[Items from a data source]
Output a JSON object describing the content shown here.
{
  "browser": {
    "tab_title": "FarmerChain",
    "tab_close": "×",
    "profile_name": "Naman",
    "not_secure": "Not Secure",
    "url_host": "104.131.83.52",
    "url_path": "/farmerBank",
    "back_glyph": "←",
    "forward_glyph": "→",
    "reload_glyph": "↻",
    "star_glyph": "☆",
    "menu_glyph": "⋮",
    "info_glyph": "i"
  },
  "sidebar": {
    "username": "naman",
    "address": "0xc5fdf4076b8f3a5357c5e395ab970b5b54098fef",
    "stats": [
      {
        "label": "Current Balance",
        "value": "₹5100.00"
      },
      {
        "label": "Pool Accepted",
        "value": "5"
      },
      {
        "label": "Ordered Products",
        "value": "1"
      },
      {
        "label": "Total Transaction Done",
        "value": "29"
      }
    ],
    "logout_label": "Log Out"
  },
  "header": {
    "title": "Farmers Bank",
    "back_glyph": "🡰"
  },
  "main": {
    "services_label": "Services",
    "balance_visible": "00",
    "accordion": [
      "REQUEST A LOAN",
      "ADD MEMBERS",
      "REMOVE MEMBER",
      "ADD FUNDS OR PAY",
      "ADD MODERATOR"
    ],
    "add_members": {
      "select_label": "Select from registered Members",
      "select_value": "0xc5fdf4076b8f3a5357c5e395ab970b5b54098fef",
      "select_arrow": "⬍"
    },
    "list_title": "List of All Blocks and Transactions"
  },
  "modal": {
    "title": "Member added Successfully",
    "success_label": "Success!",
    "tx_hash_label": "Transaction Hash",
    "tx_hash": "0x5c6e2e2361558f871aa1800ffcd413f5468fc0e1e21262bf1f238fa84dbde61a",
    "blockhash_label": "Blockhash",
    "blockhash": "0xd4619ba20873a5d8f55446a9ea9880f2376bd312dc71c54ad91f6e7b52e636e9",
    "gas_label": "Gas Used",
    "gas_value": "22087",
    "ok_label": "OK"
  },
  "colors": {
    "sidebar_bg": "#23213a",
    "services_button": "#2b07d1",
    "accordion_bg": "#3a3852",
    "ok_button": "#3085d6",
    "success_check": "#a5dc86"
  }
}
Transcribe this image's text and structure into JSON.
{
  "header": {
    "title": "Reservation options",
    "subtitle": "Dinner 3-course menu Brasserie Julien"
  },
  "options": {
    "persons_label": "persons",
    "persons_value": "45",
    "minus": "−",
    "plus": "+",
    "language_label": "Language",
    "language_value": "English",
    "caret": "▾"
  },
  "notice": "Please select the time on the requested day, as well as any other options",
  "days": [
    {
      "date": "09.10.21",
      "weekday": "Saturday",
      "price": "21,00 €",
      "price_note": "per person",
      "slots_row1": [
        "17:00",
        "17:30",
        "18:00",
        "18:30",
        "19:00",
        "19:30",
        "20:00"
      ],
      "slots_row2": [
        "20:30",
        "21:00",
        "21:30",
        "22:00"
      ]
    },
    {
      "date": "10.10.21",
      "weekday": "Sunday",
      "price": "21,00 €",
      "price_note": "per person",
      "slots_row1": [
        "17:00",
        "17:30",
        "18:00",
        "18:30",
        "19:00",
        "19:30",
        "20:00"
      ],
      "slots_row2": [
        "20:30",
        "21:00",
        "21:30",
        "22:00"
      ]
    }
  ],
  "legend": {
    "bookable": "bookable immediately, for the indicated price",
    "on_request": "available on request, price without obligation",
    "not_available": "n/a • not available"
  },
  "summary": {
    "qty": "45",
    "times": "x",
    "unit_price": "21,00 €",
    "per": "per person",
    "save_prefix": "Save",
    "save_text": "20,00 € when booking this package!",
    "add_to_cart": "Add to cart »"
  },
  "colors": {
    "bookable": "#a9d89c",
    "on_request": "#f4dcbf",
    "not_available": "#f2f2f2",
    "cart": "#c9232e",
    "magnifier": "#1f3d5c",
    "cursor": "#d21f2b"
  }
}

### WHAT YOU SHOULD DO
Please repeat the material above, word for word and in full.

### COMPLETED EXERCISE
Output a JSON object describing the content shown here.
{
  "browser": {
    "tab_title": "FarmerChain",
    "tab_close": "×",
    "profile_name": "Naman",
    "not_secure": "Not Secure",
    "url_host": "104.131.83.52",
    "url_path": "/farmerBank",
    "back_glyph": "←",
    "forward_glyph": "→",
    "reload_glyph": "↻",
    "star_glyph": "☆",
    "menu_glyph": "⋮",
    "info_glyph": "i"
  },
  "sidebar": {
    "username": "naman",
    "address": "0xc5fdf4076b8f3a5357c5e395ab970b5b54098fef",
    "stats": [
      {
        "label": "Current Balance",
        "value": "₹5100.00"
      },
      {
        "label": "Pool Accepted",
        "value": "5"
      },
      {
        "label": "Ordered Products",
        "value": "1"
      },
      {
        "label": "Total Transaction Done",
        "value": "29"
      }
    ],
    "logout_label": "Log Out"
  },
  "header": {
    "title": "Farmers Bank",
    "back_glyph": "🡰"
  },
  "main": {
    "services_label": "Services",
    "balance_visible": "00",
    "accordion": [
      "REQUEST A LOAN",
      "ADD MEMBERS",
      "REMOVE MEMBER",
      "ADD FUNDS OR PAY",
      "ADD MODERATOR"
    ],
    "add_members": {
      "select_label": "Select from registered Members",
      "select_value": "0xc5fdf4076b8f3a5357c5e395ab970b5b54098fef",
      "select_arrow": "⬍"
    },
    "list_title": "List of All Blocks and Transactions"
  },
  "modal": {
    "title": "Member added Successfully",
    "success_label": "Success!",
    "tx_hash_label": "Transaction Hash",
    "tx_hash": "0x5c6e2e2361558f871aa1800ffcd413f5468fc0e1e21262bf1f238fa84dbde61a",
    "blockhash_label": "Blockhash",
    "blockhash": "0xd4619ba20873a5d8f55446a9ea9880f2376bd312dc71c54ad91f6e7b52e636e9",
    "gas_label": "Gas Used",
    "gas_value": "22087",
    "ok_label": "OK"
  },
  "colors": {
    "sidebar_bg": "#23213a",
    "services_button": "#2b07d1",
    "accordion_bg": "#3a3852",
    "ok_button": "#3085d6",
    "success_check": "#a5dc86"
  }
}
Transcribe this image's text and structure into JSON.
{
  "header": {
    "title": "Reservation options",
    "subtitle": "Dinner 3-course menu Brasserie Julien"
  },
  "options": {
    "persons_label": "persons",
    "persons_value": "45",
    "minus": "−",
    "plus": "+",
    "language_label": "Language",
    "language_value": "English",
    "caret": "▾"
  },
  "notice": "Please select the time on the requested day, as well as any other options",
  "days": [
    {
      "date": "09.10.21",
      "weekday": "Saturday",
      "price": "21,00 €",
      "price_note": "per person",
      "slots_row1": [
        "17:00",
        "17:30",
        "18:00",
        "18:30",
        "19:00",
        "19:30",
        "20:00"
      ],
      "slots_row2": [
        "20:30",
        "21:00",
        "21:30",
        "22:00"
      ]
    },
    {
      "date": "10.10.21",
      "weekday": "Sunday",
      "price": "21,00 €",
      "price_note": "per person",
      "slots_row1": [
        "17:00",
        "17:30",
        "18:00",
        "18:30",
        "19:00",
        "19:30",
        "20:00"
      ],
      "slots_row2": [
        "20:30",
        "21:00",
        "21:30",
        "22:00"
      ]
    }
  ],
  "legend": {
    "bookable": "bookable immediately, for the indicated price",
    "on_request": "available on request, price without obligation",
    "not_available": "n/a • not available"
  },
  "summary": {
    "qty": "45",
    "times": "x",
    "unit_price": "21,00 €",
    "per": "per person",
    "save_prefix": "Save",
    "save_text": "20,00 € when booking this package!",
    "add_to_cart": "Add to cart »"
  },
  "colors": {
    "bookable": "#a9d89c",
    "on_request": "#f4dcbf",
    "not_available": "#f2f2f2",
    "cart": "#c9232e",
    "magnifier": "#1f3d5c",
    "cursor": "#d21f2b"
  }
}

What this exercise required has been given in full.